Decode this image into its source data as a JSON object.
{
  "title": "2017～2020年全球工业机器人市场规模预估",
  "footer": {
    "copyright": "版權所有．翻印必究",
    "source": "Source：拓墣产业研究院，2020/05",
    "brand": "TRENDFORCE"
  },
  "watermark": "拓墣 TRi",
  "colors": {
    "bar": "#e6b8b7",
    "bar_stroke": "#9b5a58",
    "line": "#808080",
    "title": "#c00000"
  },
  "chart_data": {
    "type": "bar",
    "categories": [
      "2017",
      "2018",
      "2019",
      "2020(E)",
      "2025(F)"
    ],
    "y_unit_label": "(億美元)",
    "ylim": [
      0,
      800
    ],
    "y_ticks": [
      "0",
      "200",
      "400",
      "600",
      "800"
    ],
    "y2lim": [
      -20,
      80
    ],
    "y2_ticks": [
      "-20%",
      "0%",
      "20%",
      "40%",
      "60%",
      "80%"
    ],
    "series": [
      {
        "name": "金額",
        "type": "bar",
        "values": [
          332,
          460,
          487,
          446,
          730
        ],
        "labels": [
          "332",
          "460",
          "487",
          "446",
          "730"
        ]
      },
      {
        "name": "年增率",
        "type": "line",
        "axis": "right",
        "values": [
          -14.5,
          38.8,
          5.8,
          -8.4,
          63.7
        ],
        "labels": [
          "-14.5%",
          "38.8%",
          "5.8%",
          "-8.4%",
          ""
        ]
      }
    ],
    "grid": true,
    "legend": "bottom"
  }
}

#### Task statement
Using the data above, output each line exactly.

#### Output for this exercise
Decode this image into its source data as a JSON object.
{
  "title": "2017～2020年全球工业机器人市场规模预估",
  "footer": {
    "copyright": "版權所有．翻印必究",
    "source": "Source：拓墣产业研究院，2020/05",
    "brand": "TRENDFORCE"
  },
  "watermark": "拓墣 TRi",
  "colors": {
    "bar": "#e6b8b7",
    "bar_stroke": "#9b5a58",
    "line": "#808080",
    "title": "#c00000"
  },
  "chart_data": {
    "type": "bar",
    "categories": [
      "2017",
      "2018",
      "2019",
      "2020(E)",
      "2025(F)"
    ],
    "y_unit_label": "(億美元)",
    "ylim": [
      0,
      800
    ],
    "y_ticks": [
      "0",
      "200",
      "400",
      "600",
      "800"
    ],
    "y2lim": [
      -20,
      80
    ],
    "y2_ticks": [
      "-20%",
      "0%",
      "20%",
      "40%",
      "60%",
      "80%"
    ],
    "series": [
      {
        "name": "金額",
        "type": "bar",
        "values": [
          332,
          460,
          487,
          446,
          730
        ],
        "labels": [
          "332",
          "460",
          "487",
          "446",
          "730"
        ]
      },
      {
        "name": "年增率",
        "type": "line",
        "axis": "right",
        "values": [
          -14.5,
          38.8,
          5.8,
          -8.4,
          63.7
        ],
        "labels": [
          "-14.5%",
          "38.8%",
          "5.8%",
          "-8.4%",
          ""
        ]
      }
    ],
    "grid": true,
    "legend": "bottom"
  }
}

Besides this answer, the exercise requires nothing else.